Exercise objective => Scan the material and copy every line in which "face" appears.

Given records =>

----------------------------------------

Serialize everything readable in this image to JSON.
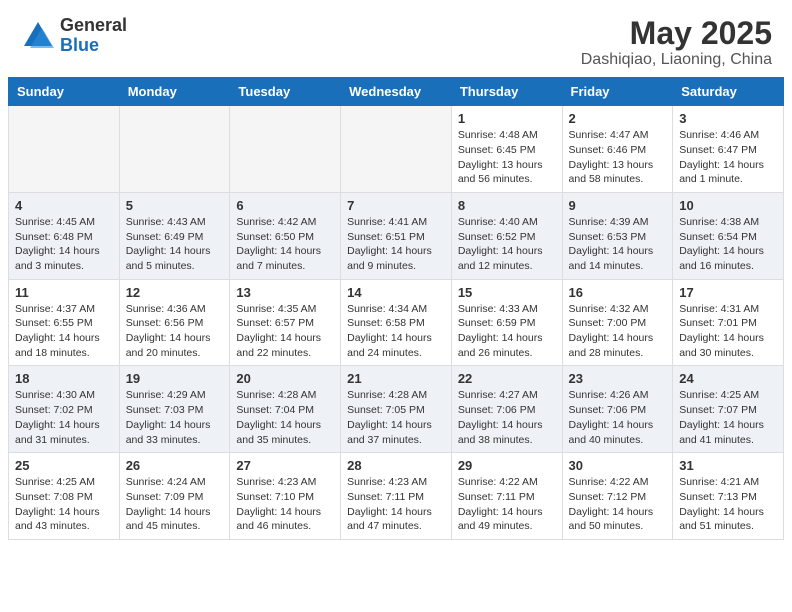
{
  "header": {
    "logo_general": "General",
    "logo_blue": "Blue",
    "month_title": "May 2025",
    "location": "Dashiqiao, Liaoning, China"
  },
  "weekdays": [
    "Sunday",
    "Monday",
    "Tuesday",
    "Wednesday",
    "Thursday",
    "Friday",
    "Saturday"
  ],
  "weeks": [
    [
      {
        "day": "",
        "empty": true
      },
      {
        "day": "",
        "empty": true
      },
      {
        "day": "",
        "empty": true
      },
      {
        "day": "",
        "empty": true
      },
      {
        "day": "1",
        "sunrise": "4:48 AM",
        "sunset": "6:45 PM",
        "daylight": "13 hours and 56 minutes."
      },
      {
        "day": "2",
        "sunrise": "4:47 AM",
        "sunset": "6:46 PM",
        "daylight": "13 hours and 58 minutes."
      },
      {
        "day": "3",
        "sunrise": "4:46 AM",
        "sunset": "6:47 PM",
        "daylight": "14 hours and 1 minute."
      }
    ],
    [
      {
        "day": "4",
        "sunrise": "4:45 AM",
        "sunset": "6:48 PM",
        "daylight": "14 hours and 3 minutes."
      },
      {
        "day": "5",
        "sunrise": "4:43 AM",
        "sunset": "6:49 PM",
        "daylight": "14 hours and 5 minutes."
      },
      {
        "day": "6",
        "sunrise": "4:42 AM",
        "sunset": "6:50 PM",
        "daylight": "14 hours and 7 minutes."
      },
      {
        "day": "7",
        "sunrise": "4:41 AM",
        "sunset": "6:51 PM",
        "daylight": "14 hours and 9 minutes."
      },
      {
        "day": "8",
        "sunrise": "4:40 AM",
        "sunset": "6:52 PM",
        "daylight": "14 hours and 12 minutes."
      },
      {
        "day": "9",
        "sunrise": "4:39 AM",
        "sunset": "6:53 PM",
        "daylight": "14 hours and 14 minutes."
      },
      {
        "day": "10",
        "sunrise": "4:38 AM",
        "sunset": "6:54 PM",
        "daylight": "14 hours and 16 minutes."
      }
    ],
    [
      {
        "day": "11",
        "sunrise": "4:37 AM",
        "sunset": "6:55 PM",
        "daylight": "14 hours and 18 minutes."
      },
      {
        "day": "12",
        "sunrise": "4:36 AM",
        "sunset": "6:56 PM",
        "daylight": "14 hours and 20 minutes."
      },
      {
        "day": "13",
        "sunrise": "4:35 AM",
        "sunset": "6:57 PM",
        "daylight": "14 hours and 22 minutes."
      },
      {
        "day": "14",
        "sunrise": "4:34 AM",
        "sunset": "6:58 PM",
        "daylight": "14 hours and 24 minutes."
      },
      {
        "day": "15",
        "sunrise": "4:33 AM",
        "sunset": "6:59 PM",
        "daylight": "14 hours and 26 minutes."
      },
      {
        "day": "16",
        "sunrise": "4:32 AM",
        "sunset": "7:00 PM",
        "daylight": "14 hours and 28 minutes."
      },
      {
        "day": "17",
        "sunrise": "4:31 AM",
        "sunset": "7:01 PM",
        "daylight": "14 hours and 30 minutes."
      }
    ],
    [
      {
        "day": "18",
        "sunrise": "4:30 AM",
        "sunset": "7:02 PM",
        "daylight": "14 hours and 31 minutes."
      },
      {
        "day": "19",
        "sunrise": "4:29 AM",
        "sunset": "7:03 PM",
        "daylight": "14 hours and 33 minutes."
      },
      {
        "day": "20",
        "sunrise": "4:28 AM",
        "sunset": "7:04 PM",
        "daylight": "14 hours and 35 minutes."
      },
      {
        "day": "21",
        "sunrise": "4:28 AM",
        "sunset": "7:05 PM",
        "daylight": "14 hours and 37 minutes."
      },
      {
        "day": "22",
        "sunrise": "4:27 AM",
        "sunset": "7:06 PM",
        "daylight": "14 hours and 38 minutes."
      },
      {
        "day": "23",
        "sunrise": "4:26 AM",
        "sunset": "7:06 PM",
        "daylight": "14 hours and 40 minutes."
      },
      {
        "day": "24",
        "sunrise": "4:25 AM",
        "sunset": "7:07 PM",
        "daylight": "14 hours and 41 minutes."
      }
    ],
    [
      {
        "day": "25",
        "sunrise": "4:25 AM",
        "sunset": "7:08 PM",
        "daylight": "14 hours and 43 minutes."
      },
      {
        "day": "26",
        "sunrise": "4:24 AM",
        "sunset": "7:09 PM",
        "daylight": "14 hours and 45 minutes."
      },
      {
        "day": "27",
        "sunrise": "4:23 AM",
        "sunset": "7:10 PM",
        "daylight": "14 hours and 46 minutes."
      },
      {
        "day": "28",
        "sunrise": "4:23 AM",
        "sunset": "7:11 PM",
        "daylight": "14 hours and 47 minutes."
      },
      {
        "day": "29",
        "sunrise": "4:22 AM",
        "sunset": "7:11 PM",
        "daylight": "14 hours and 49 minutes."
      },
      {
        "day": "30",
        "sunrise": "4:22 AM",
        "sunset": "7:12 PM",
        "daylight": "14 hours and 50 minutes."
      },
      {
        "day": "31",
        "sunrise": "4:21 AM",
        "sunset": "7:13 PM",
        "daylight": "14 hours and 51 minutes."
      }
    ]
  ]
}
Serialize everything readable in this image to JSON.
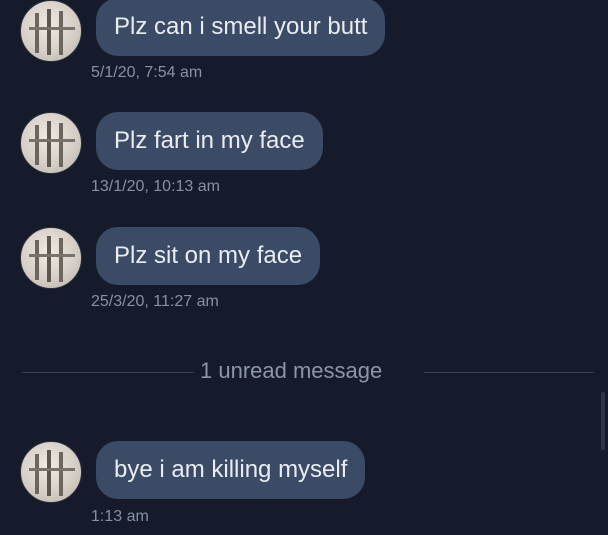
{
  "messages": [
    {
      "text": "Plz can i smell your butt",
      "time": "5/1/20, 7:54 am"
    },
    {
      "text": "Plz fart in my face",
      "time": "13/1/20, 10:13 am"
    },
    {
      "text": "Plz sit on my face",
      "time": "25/3/20, 11:27 am"
    }
  ],
  "unread_divider": "1 unread message",
  "unread_messages": [
    {
      "text": "bye i am killing myself",
      "time": "1:13 am"
    }
  ],
  "colors": {
    "background": "#151b2a",
    "bubble": "#3b4b66",
    "bubble_text": "#e9edf3",
    "timestamp": "#8791a3"
  }
}
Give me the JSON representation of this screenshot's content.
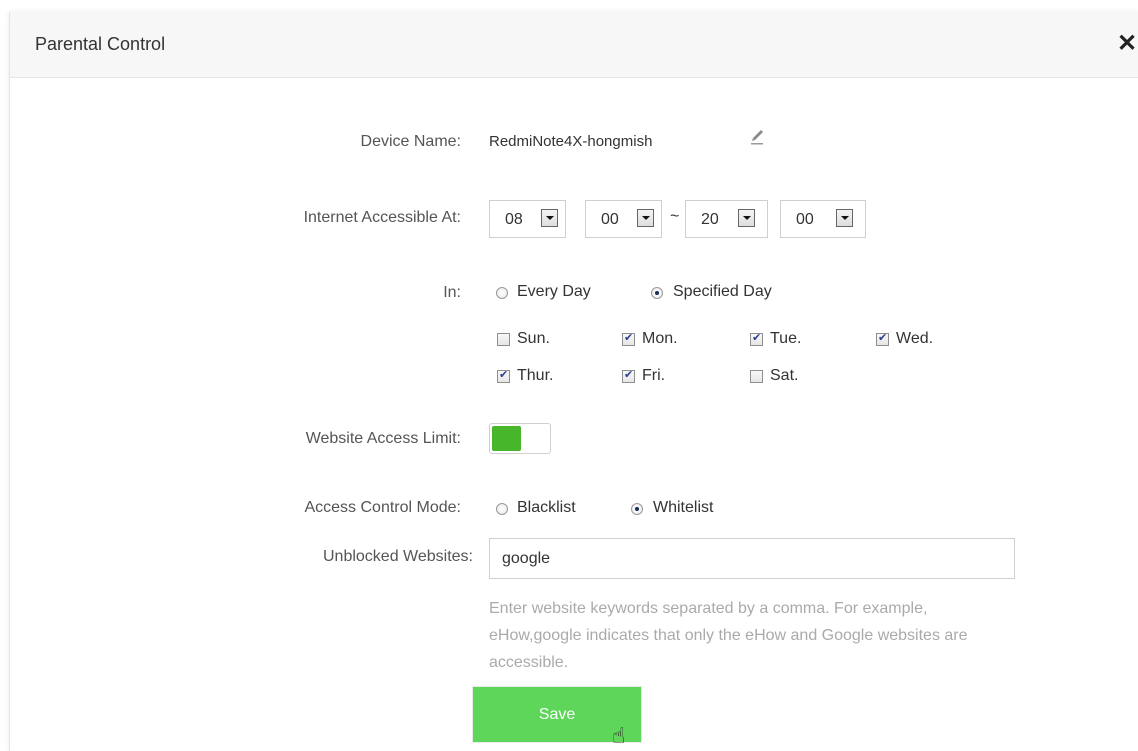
{
  "dialog": {
    "title": "Parental Control",
    "close_glyph": "✕"
  },
  "form": {
    "device_name_label": "Device Name:",
    "device_name_value": "RedmiNote4X-hongmish",
    "edit_icon": "pencil-icon",
    "access_time_label": "Internet Accessible At:",
    "start_hour": "08",
    "start_minute": "00",
    "separator": "~",
    "end_hour": "20",
    "end_minute": "00",
    "in_label": "In:",
    "every_day_label": "Every Day",
    "specified_day_label": "Specified Day",
    "day_mode_selected": "Specified Day",
    "days": [
      {
        "label": "Sun.",
        "checked": false
      },
      {
        "label": "Mon.",
        "checked": true
      },
      {
        "label": "Tue.",
        "checked": true
      },
      {
        "label": "Wed.",
        "checked": true
      },
      {
        "label": "Thur.",
        "checked": true
      },
      {
        "label": "Fri.",
        "checked": true
      },
      {
        "label": "Sat.",
        "checked": false
      }
    ],
    "website_limit_label": "Website Access Limit:",
    "website_limit_enabled": true,
    "mode_label": "Access Control Mode:",
    "blacklist_label": "Blacklist",
    "whitelist_label": "Whitelist",
    "mode_selected": "Whitelist",
    "unblocked_label": "Unblocked Websites:",
    "unblocked_value": "google",
    "hint": "Enter website keywords separated by a comma. For example, eHow,google indicates that only the eHow and Google websites are accessible.",
    "save_label": "Save"
  },
  "colors": {
    "toggle_on": "#47b62a",
    "save_button": "#5ed65a",
    "hint_text": "#aaaaaa"
  }
}
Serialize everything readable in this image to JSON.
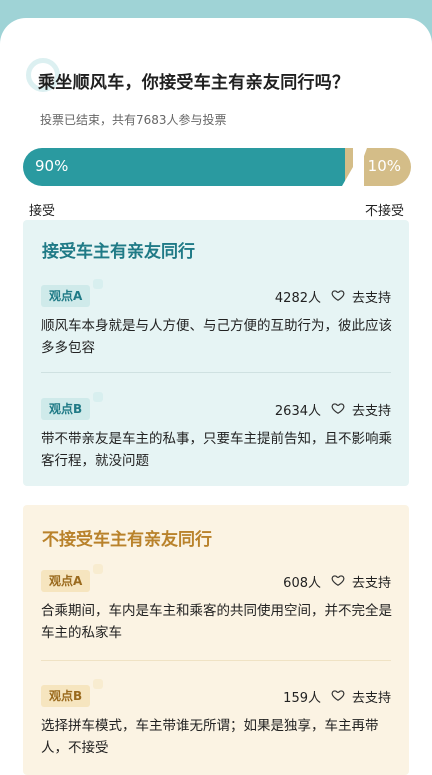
{
  "poll": {
    "question": "乘坐顺风车，你接受车主有亲友同行吗？",
    "status": "投票已结束，共有7683人参与投票",
    "accept_pct_label": "90%",
    "reject_pct_label": "10%",
    "accept_fraction": 0.9,
    "reject_fraction": 0.1,
    "accept_label": "接受",
    "reject_label": "不接受",
    "colors": {
      "accent": "#2a9aa0",
      "secondary": "#d4bd88"
    }
  },
  "accept_section": {
    "title": "接受车主有亲友同行",
    "opinions": [
      {
        "tag": "观点A",
        "count": "4282人",
        "action": "去支持",
        "text": "顺风车本身就是与人方便、与己方便的互助行为，彼此应该多多包容"
      },
      {
        "tag": "观点B",
        "count": "2634人",
        "action": "去支持",
        "text": "带不带亲友是车主的私事，只要车主提前告知，且不影响乘客行程，就没问题"
      }
    ]
  },
  "reject_section": {
    "title": "不接受车主有亲友同行",
    "opinions": [
      {
        "tag": "观点A",
        "count": "608人",
        "action": "去支持",
        "text": "合乘期间，车内是车主和乘客的共同使用空间，并不完全是车主的私家车"
      },
      {
        "tag": "观点B",
        "count": "159人",
        "action": "去支持",
        "text": "选择拼车模式，车主带谁无所谓；如果是独享，车主再带人，不接受"
      }
    ]
  },
  "icons": {
    "support": "heart-icon"
  }
}
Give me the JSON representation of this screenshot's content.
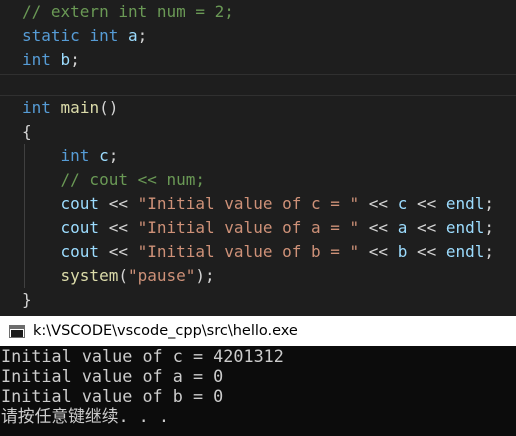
{
  "editor": {
    "lines": [
      {
        "tokens": [
          {
            "t": "// extern int num = 2;",
            "c": "cmt"
          }
        ]
      },
      {
        "tokens": [
          {
            "t": "static",
            "c": "kw"
          },
          {
            "t": " ",
            "c": "pun"
          },
          {
            "t": "int",
            "c": "kw"
          },
          {
            "t": " ",
            "c": "pun"
          },
          {
            "t": "a",
            "c": "var"
          },
          {
            "t": ";",
            "c": "pun"
          }
        ]
      },
      {
        "tokens": [
          {
            "t": "int",
            "c": "kw"
          },
          {
            "t": " ",
            "c": "pun"
          },
          {
            "t": "b",
            "c": "var"
          },
          {
            "t": ";",
            "c": "pun"
          }
        ]
      },
      {
        "tokens": []
      },
      {
        "tokens": [
          {
            "t": "int",
            "c": "kw"
          },
          {
            "t": " ",
            "c": "pun"
          },
          {
            "t": "main",
            "c": "fn"
          },
          {
            "t": "()",
            "c": "pun"
          }
        ]
      },
      {
        "tokens": [
          {
            "t": "{",
            "c": "pun"
          }
        ]
      },
      {
        "tokens": [
          {
            "t": "    ",
            "c": "pun"
          },
          {
            "t": "int",
            "c": "kw"
          },
          {
            "t": " ",
            "c": "pun"
          },
          {
            "t": "c",
            "c": "var"
          },
          {
            "t": ";",
            "c": "pun"
          }
        ]
      },
      {
        "tokens": [
          {
            "t": "    ",
            "c": "pun"
          },
          {
            "t": "// cout << num;",
            "c": "cmt"
          }
        ]
      },
      {
        "tokens": [
          {
            "t": "    ",
            "c": "pun"
          },
          {
            "t": "cout",
            "c": "var"
          },
          {
            "t": " << ",
            "c": "pun"
          },
          {
            "t": "\"Initial value of c = \"",
            "c": "str"
          },
          {
            "t": " << ",
            "c": "pun"
          },
          {
            "t": "c",
            "c": "var"
          },
          {
            "t": " << ",
            "c": "pun"
          },
          {
            "t": "endl",
            "c": "var"
          },
          {
            "t": ";",
            "c": "pun"
          }
        ]
      },
      {
        "tokens": [
          {
            "t": "    ",
            "c": "pun"
          },
          {
            "t": "cout",
            "c": "var"
          },
          {
            "t": " << ",
            "c": "pun"
          },
          {
            "t": "\"Initial value of a = \"",
            "c": "str"
          },
          {
            "t": " << ",
            "c": "pun"
          },
          {
            "t": "a",
            "c": "var"
          },
          {
            "t": " << ",
            "c": "pun"
          },
          {
            "t": "endl",
            "c": "var"
          },
          {
            "t": ";",
            "c": "pun"
          }
        ]
      },
      {
        "tokens": [
          {
            "t": "    ",
            "c": "pun"
          },
          {
            "t": "cout",
            "c": "var"
          },
          {
            "t": " << ",
            "c": "pun"
          },
          {
            "t": "\"Initial value of b = \"",
            "c": "str"
          },
          {
            "t": " << ",
            "c": "pun"
          },
          {
            "t": "b",
            "c": "var"
          },
          {
            "t": " << ",
            "c": "pun"
          },
          {
            "t": "endl",
            "c": "var"
          },
          {
            "t": ";",
            "c": "pun"
          }
        ]
      },
      {
        "tokens": [
          {
            "t": "    ",
            "c": "pun"
          },
          {
            "t": "system",
            "c": "fn"
          },
          {
            "t": "(",
            "c": "pun"
          },
          {
            "t": "\"pause\"",
            "c": "str"
          },
          {
            "t": ");",
            "c": "pun"
          }
        ]
      },
      {
        "tokens": [
          {
            "t": "}",
            "c": "pun"
          }
        ]
      }
    ]
  },
  "console": {
    "title": "k:\\VSCODE\\vscode_cpp\\src\\hello.exe",
    "icon": "console-window-icon",
    "output_lines": [
      "Initial value of c = 4201312",
      "Initial value of a = 0",
      "Initial value of b = 0",
      "请按任意键继续. . ."
    ]
  },
  "colors": {
    "editor_bg": "#1e1e1e",
    "keyword": "#569cd6",
    "function": "#dcdcaa",
    "variable": "#9cdcfe",
    "string": "#ce9178",
    "comment": "#6a9955",
    "console_bg": "#0c0c0c",
    "console_text": "#cccccc"
  }
}
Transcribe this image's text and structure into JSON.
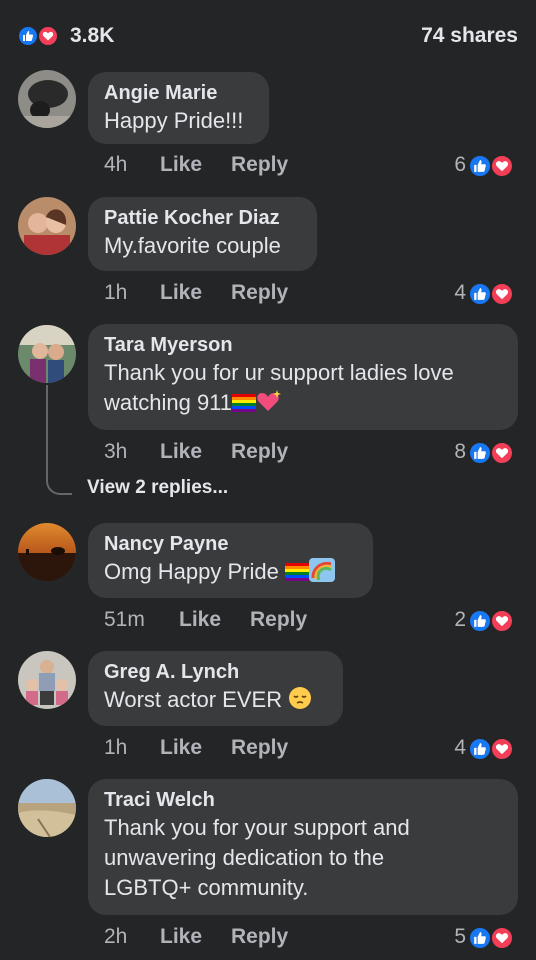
{
  "header": {
    "reaction_count": "3.8K",
    "shares": "74 shares",
    "reaction_icons": [
      "like-icon",
      "love-icon"
    ]
  },
  "colors": {
    "background": "#242526",
    "bubble": "#3a3b3c",
    "like_blue": "#1877f2",
    "love_red": "#f33e58",
    "secondary_text": "#b0b3b8"
  },
  "comments": [
    {
      "name": "Angie Marie",
      "text": "Happy Pride!!!",
      "time": "4h",
      "like": "Like",
      "reply": "Reply",
      "reactions": "6"
    },
    {
      "name": "Pattie Kocher Diaz",
      "text": "My.favorite couple",
      "time": "1h",
      "like": "Like",
      "reply": "Reply",
      "reactions": "4"
    },
    {
      "name": "Tara Myerson",
      "text": "Thank you for ur support ladies love\nwatching 911",
      "time": "3h",
      "like": "Like",
      "reply": "Reply",
      "reactions": "8",
      "view_replies": "View 2 replies..."
    },
    {
      "name": "Nancy Payne",
      "text": "Omg Happy Pride",
      "time": "51m",
      "like": "Like",
      "reply": "Reply",
      "reactions": "2"
    },
    {
      "name": "Greg A. Lynch",
      "text": "Worst actor EVER",
      "time": "1h",
      "like": "Like",
      "reply": "Reply",
      "reactions": "4"
    },
    {
      "name": "Traci Welch",
      "text": "Thank you for your support and\nunwavering dedication to the\nLGBTQ+ community.",
      "time": "2h",
      "like": "Like",
      "reply": "Reply",
      "reactions": "5"
    }
  ]
}
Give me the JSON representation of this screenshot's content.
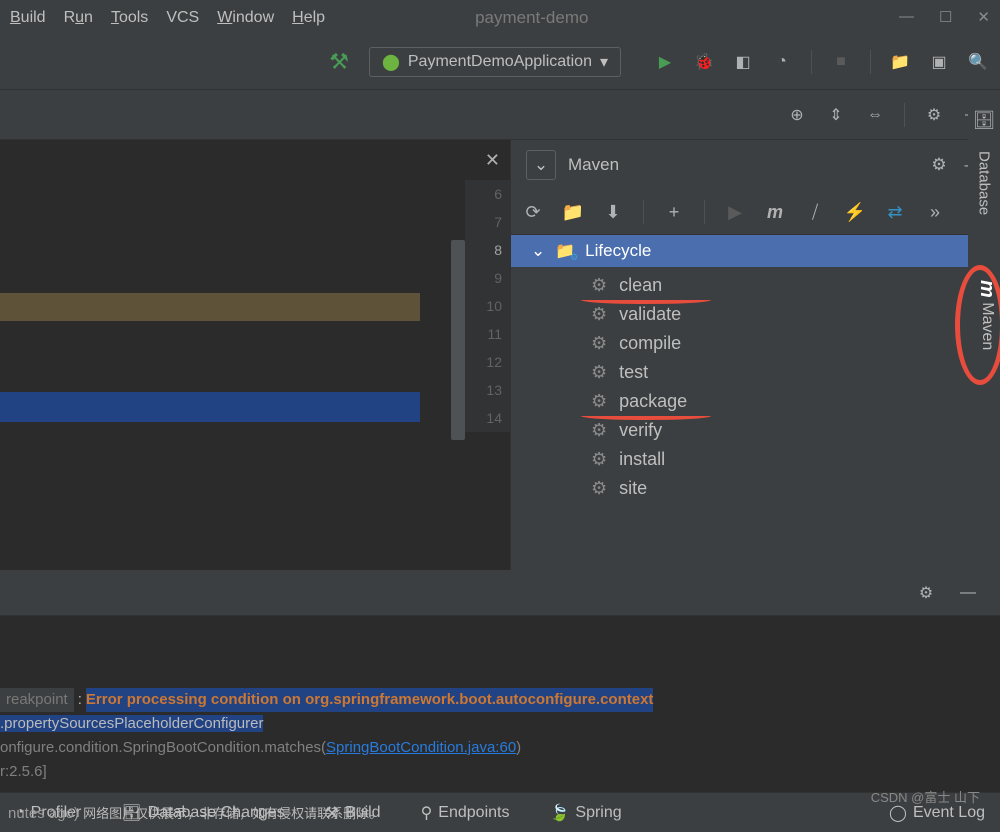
{
  "menu": {
    "build": "Build",
    "run": "Run",
    "tools": "Tools",
    "vcs": "VCS",
    "window": "Window",
    "help": "Help"
  },
  "title": "payment-demo",
  "runConfig": "PaymentDemoApplication",
  "maven": {
    "panelTitle": "Maven",
    "lifecycleLabel": "Lifecycle",
    "items": [
      "clean",
      "validate",
      "compile",
      "test",
      "package",
      "verify",
      "install",
      "site"
    ]
  },
  "gutter": [
    "6",
    "7",
    "8",
    "9",
    "10",
    "11",
    "12",
    "13",
    "14"
  ],
  "sidebar": {
    "database": "Database",
    "maven": "Maven"
  },
  "console": {
    "breakpoint": "reakpoint",
    "error1": "Error processing condition on org.springframework.boot.autoconfigure.context",
    "error2": ".propertySourcesPlaceholderConfigurer",
    "line3a": "onfigure.condition.SpringBootCondition.matches(",
    "line3b": "SpringBootCondition.java:60",
    "line3c": ")",
    "line4": "r:2.5.6]"
  },
  "bottomBar": {
    "profiler": "Profiler",
    "dbChanges": "Database Changes",
    "build": "Build",
    "endpoints": "Endpoints",
    "spring": "Spring",
    "eventLog": "Event Log"
  },
  "watermark": "CSDN @富士 山下",
  "faded": "nutes ago)",
  "fadedCn": "网络图片仅供展示，非存储，如有侵权请联系删除。"
}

----------------------------------------

Correct answer =>
      "text": "Plz fart in my face",
      "text": "Plz sit on my face",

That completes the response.